## What you need to do
For every line in the records that has the word "Министерства", make a copy.
━━━━━━━━━━━━━━━━━━━━
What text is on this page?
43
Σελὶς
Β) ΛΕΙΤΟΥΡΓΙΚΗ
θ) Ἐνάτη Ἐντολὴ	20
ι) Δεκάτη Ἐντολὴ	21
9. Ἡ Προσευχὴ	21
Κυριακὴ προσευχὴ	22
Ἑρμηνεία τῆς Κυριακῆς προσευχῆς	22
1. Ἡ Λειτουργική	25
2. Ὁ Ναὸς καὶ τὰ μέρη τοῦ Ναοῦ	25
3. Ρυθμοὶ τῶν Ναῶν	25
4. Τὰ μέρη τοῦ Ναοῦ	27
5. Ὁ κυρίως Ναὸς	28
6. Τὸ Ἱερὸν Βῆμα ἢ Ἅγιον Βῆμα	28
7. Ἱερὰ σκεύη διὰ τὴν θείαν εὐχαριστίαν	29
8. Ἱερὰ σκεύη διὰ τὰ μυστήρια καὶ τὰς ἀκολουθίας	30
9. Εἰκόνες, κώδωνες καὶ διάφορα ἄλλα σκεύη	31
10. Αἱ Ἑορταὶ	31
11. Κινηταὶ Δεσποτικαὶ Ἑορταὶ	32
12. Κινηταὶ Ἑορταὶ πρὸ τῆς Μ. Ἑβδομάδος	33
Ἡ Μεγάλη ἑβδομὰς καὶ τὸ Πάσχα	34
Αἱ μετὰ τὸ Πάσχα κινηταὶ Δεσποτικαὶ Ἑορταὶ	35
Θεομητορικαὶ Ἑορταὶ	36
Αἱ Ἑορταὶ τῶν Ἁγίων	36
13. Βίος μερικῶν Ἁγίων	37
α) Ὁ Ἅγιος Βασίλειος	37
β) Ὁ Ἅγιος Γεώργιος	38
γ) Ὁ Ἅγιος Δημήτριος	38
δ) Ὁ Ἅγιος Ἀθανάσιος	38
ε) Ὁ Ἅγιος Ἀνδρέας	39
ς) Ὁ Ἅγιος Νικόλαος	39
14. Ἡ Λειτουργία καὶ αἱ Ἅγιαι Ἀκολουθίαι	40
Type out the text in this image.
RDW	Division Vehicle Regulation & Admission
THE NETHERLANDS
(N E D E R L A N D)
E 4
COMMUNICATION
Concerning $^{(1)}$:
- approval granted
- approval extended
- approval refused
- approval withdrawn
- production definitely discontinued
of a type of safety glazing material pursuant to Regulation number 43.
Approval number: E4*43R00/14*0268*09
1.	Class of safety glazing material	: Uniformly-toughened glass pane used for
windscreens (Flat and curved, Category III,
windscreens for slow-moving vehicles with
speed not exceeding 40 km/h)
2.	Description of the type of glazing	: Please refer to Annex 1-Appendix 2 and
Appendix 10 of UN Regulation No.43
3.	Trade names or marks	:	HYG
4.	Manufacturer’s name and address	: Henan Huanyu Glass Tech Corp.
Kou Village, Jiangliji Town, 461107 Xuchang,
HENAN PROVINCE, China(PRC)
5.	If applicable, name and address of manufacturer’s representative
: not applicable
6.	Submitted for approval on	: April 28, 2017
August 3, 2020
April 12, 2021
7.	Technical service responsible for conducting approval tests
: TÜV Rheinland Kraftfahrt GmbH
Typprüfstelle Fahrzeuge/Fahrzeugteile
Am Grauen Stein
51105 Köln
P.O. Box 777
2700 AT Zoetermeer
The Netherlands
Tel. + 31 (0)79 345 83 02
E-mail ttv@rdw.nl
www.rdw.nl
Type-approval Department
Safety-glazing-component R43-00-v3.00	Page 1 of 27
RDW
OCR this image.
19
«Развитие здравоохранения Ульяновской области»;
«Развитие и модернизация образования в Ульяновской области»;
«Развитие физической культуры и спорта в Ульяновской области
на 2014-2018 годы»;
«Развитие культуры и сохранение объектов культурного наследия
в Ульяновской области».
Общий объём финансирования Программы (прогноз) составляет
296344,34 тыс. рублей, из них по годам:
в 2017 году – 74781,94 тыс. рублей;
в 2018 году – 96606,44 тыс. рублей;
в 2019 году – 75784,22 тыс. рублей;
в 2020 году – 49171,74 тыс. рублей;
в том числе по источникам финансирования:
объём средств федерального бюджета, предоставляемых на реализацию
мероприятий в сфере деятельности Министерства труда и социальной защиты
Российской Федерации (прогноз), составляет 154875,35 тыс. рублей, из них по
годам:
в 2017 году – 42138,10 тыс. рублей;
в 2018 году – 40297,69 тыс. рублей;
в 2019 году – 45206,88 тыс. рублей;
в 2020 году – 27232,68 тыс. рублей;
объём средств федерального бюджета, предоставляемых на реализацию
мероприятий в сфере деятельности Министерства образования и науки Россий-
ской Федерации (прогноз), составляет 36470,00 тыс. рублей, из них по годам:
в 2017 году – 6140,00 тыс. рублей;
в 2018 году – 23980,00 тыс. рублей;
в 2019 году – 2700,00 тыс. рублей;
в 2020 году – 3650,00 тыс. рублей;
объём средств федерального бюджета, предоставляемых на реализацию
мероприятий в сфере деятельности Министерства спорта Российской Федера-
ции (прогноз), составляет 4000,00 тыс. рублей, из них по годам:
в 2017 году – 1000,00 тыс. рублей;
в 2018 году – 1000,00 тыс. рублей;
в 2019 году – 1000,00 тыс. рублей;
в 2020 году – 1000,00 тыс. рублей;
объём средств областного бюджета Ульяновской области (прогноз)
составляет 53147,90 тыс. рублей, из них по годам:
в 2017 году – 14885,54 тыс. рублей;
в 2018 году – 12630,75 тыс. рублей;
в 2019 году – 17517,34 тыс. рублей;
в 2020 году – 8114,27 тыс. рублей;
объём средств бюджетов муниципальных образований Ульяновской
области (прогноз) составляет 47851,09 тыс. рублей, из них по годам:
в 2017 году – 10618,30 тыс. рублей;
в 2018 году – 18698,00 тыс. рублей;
━━━━━━━━━━━━━━━━━━━━
## Response to the task
мероприятий в сфере деятельности Министерства труда и социальной защиты
мероприятий в сфере деятельности Министерства образования и науки Россий-
мероприятий в сфере деятельности Министерства спорта Российской Федера-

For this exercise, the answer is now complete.